____ Input records

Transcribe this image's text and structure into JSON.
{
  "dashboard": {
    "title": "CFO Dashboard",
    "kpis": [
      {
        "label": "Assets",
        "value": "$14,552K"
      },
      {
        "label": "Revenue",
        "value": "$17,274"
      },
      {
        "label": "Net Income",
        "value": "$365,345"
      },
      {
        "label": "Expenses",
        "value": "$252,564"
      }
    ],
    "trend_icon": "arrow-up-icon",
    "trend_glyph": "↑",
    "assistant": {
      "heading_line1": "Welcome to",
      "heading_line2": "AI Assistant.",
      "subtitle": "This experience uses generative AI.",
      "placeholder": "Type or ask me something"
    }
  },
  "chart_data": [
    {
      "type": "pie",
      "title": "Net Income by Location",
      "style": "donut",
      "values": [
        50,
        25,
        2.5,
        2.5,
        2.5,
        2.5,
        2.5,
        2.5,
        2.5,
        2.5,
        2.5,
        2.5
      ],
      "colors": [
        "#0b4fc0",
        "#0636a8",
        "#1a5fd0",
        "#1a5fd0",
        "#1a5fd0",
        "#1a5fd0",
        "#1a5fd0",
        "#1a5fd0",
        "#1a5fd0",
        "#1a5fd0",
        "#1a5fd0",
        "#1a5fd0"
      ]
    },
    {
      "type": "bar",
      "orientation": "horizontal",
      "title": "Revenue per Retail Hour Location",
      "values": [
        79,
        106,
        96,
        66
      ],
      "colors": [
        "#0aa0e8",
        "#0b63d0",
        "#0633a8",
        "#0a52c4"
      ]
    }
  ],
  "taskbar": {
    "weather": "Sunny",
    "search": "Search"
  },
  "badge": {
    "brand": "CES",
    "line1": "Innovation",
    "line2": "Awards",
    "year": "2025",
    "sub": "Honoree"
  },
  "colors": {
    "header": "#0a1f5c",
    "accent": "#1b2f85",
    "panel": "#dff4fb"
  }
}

________

_Goal_.
Show the lines where the word "Location" appears in the entries.

_Solution to this task_.
      "title": "Net Income by Location",
      "title": "Revenue per Retail Hour Location",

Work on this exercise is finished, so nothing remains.